Written exercise: Copy each line of the entries that contains the word "scattered".

━━━ Given information ━━━

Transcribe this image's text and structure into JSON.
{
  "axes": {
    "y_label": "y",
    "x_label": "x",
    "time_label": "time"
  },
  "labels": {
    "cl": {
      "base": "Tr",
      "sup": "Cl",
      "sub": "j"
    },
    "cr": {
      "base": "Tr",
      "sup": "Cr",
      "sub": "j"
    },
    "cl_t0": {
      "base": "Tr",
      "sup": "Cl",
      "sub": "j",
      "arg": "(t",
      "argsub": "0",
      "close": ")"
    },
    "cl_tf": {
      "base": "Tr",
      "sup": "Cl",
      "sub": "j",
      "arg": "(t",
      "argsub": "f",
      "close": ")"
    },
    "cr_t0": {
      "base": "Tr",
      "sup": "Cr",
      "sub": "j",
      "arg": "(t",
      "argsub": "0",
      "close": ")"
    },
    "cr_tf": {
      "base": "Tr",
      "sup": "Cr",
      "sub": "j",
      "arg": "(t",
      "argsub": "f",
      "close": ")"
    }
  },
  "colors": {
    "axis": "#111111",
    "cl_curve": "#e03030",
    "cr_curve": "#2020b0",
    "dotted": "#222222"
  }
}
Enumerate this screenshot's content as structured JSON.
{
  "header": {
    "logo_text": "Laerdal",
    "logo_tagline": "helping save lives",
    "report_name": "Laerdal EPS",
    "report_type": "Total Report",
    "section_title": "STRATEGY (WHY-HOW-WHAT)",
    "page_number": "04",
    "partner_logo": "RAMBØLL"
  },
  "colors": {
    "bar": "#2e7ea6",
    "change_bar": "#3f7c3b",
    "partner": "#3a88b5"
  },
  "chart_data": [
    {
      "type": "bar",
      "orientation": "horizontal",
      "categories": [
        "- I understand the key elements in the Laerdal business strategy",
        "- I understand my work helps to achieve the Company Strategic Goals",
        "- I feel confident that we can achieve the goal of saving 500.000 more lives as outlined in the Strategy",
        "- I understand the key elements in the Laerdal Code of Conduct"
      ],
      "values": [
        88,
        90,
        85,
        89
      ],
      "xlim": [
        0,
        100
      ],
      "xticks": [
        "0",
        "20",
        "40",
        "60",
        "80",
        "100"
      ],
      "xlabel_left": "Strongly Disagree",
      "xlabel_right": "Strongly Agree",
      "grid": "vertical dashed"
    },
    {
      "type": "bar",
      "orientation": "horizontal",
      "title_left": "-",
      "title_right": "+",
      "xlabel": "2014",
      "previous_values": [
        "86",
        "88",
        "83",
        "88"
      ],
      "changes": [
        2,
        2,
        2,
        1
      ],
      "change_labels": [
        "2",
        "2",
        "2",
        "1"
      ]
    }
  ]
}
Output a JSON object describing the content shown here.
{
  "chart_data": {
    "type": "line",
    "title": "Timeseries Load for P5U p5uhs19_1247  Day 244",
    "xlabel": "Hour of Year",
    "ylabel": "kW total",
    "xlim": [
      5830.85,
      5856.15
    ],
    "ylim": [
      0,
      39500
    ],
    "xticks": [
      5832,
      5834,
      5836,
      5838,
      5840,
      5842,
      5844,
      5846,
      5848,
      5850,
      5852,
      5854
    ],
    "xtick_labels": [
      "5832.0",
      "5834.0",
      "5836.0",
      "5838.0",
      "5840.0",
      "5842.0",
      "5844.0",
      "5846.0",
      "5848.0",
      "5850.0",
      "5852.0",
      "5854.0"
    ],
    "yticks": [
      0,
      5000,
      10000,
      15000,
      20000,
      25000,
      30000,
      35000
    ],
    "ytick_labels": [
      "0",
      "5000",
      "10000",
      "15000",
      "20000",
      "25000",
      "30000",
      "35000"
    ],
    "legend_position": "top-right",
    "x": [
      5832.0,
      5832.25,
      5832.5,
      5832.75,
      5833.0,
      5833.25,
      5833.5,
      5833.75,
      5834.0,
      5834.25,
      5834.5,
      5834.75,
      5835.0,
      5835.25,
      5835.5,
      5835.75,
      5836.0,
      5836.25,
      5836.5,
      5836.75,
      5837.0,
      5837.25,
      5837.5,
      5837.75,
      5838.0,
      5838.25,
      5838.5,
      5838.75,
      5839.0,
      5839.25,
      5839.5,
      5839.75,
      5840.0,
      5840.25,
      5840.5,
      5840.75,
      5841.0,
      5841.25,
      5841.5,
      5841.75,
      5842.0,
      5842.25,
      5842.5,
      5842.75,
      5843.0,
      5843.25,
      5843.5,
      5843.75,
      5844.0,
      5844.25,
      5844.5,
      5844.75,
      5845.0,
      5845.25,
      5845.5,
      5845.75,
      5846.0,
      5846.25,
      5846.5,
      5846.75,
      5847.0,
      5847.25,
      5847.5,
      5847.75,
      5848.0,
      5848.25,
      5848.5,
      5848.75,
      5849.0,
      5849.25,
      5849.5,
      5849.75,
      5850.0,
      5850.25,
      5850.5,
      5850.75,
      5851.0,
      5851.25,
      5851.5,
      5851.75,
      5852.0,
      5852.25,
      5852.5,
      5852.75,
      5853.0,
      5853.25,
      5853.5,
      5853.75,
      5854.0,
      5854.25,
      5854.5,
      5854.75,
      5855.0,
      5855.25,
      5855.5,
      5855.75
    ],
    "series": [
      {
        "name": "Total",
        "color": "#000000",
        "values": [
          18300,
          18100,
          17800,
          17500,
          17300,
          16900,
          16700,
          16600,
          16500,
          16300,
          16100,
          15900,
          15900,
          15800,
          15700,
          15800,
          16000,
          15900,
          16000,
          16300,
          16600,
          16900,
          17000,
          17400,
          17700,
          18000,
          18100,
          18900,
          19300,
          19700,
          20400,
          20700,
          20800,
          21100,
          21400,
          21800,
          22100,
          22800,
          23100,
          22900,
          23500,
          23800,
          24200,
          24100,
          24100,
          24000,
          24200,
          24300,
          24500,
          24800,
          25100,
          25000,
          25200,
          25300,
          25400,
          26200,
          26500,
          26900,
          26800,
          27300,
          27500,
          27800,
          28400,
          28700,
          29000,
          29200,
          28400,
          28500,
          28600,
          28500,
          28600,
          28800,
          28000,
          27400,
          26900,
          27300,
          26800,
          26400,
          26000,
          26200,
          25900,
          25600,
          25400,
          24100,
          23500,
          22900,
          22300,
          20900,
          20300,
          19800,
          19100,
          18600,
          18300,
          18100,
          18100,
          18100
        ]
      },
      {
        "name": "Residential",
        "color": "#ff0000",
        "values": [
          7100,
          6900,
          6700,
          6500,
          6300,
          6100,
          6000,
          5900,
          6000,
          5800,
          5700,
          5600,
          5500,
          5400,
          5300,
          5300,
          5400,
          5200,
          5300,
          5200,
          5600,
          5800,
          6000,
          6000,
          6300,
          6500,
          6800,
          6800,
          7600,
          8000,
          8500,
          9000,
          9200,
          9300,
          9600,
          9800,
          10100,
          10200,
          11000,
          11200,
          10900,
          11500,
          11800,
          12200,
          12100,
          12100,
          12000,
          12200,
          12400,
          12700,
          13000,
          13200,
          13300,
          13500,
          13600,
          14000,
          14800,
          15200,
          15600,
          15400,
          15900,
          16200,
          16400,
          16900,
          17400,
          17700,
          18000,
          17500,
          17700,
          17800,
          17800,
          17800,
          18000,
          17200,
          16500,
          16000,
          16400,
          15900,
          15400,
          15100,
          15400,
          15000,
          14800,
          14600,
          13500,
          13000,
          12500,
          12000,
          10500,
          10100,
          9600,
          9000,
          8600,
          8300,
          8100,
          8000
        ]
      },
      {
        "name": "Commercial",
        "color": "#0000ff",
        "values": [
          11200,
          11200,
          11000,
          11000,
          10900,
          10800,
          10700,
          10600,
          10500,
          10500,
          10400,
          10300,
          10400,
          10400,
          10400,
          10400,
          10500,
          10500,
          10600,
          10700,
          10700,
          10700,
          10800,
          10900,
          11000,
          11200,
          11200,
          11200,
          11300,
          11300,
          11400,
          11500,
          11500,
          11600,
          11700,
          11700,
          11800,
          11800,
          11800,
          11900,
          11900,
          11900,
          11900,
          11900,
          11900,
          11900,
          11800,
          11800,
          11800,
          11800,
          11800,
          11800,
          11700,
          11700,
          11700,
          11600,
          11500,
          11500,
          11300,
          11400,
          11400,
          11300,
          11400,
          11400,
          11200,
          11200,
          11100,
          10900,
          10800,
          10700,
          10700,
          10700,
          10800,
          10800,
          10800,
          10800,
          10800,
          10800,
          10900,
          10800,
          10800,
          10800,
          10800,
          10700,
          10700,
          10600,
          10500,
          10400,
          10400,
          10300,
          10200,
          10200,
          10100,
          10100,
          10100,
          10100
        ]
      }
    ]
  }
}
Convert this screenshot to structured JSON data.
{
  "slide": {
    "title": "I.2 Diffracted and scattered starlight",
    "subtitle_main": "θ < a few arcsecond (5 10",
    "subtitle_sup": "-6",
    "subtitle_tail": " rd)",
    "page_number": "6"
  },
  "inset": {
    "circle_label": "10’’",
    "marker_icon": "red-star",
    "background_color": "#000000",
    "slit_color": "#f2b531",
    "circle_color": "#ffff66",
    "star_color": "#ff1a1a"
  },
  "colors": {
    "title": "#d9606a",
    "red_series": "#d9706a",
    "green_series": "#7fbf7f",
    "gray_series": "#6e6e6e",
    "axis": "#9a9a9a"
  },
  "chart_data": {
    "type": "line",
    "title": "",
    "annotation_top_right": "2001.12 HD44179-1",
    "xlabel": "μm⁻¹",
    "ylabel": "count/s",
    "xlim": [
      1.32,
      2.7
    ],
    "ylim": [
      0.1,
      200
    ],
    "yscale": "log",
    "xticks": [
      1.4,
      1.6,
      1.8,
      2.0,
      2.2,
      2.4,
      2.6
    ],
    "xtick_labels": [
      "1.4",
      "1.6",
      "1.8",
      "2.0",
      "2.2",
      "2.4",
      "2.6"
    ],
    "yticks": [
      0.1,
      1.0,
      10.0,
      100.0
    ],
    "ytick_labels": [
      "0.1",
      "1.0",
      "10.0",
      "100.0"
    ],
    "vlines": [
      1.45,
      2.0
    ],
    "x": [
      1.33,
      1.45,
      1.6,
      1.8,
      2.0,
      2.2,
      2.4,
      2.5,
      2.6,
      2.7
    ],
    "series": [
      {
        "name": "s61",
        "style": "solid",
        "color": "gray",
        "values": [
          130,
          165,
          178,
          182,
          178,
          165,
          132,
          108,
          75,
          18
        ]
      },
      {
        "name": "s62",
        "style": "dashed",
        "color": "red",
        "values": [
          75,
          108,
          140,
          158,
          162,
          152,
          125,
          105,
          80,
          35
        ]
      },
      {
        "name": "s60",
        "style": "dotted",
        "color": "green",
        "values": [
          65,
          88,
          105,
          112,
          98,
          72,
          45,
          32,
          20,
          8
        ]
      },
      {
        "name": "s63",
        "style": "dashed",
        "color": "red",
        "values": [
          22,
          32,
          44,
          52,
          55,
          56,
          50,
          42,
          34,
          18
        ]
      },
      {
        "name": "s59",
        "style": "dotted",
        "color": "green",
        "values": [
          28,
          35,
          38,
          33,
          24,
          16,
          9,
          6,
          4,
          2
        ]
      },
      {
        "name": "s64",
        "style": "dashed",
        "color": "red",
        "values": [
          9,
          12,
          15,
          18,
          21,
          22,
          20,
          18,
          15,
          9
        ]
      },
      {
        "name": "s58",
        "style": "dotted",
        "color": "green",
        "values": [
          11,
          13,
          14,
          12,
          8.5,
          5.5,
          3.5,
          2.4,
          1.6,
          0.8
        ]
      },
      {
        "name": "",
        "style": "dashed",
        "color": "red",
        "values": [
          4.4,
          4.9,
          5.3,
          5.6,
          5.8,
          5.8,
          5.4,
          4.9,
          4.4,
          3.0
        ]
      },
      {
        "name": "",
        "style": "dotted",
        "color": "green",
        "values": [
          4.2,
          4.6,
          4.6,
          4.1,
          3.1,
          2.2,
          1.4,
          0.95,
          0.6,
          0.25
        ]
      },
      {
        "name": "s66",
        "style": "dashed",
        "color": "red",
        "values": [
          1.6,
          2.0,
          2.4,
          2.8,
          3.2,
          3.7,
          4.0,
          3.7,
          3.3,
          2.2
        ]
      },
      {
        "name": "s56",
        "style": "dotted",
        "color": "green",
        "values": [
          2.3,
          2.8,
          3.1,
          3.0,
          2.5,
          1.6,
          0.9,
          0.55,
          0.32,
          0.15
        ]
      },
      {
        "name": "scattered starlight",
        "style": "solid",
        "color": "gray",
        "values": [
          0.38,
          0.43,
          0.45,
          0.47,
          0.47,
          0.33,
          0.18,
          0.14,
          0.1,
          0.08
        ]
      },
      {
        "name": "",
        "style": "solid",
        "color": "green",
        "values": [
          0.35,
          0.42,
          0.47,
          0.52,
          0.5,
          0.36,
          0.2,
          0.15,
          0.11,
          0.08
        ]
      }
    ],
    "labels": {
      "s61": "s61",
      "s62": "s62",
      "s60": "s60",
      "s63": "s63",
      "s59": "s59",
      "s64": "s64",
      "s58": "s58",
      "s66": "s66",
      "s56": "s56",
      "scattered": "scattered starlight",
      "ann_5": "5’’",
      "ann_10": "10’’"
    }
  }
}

━━━

Exercise response:
    "title": "I.2 Diffracted and scattered starlight",
        "name": "scattered starlight",
      "scattered": "scattered starlight",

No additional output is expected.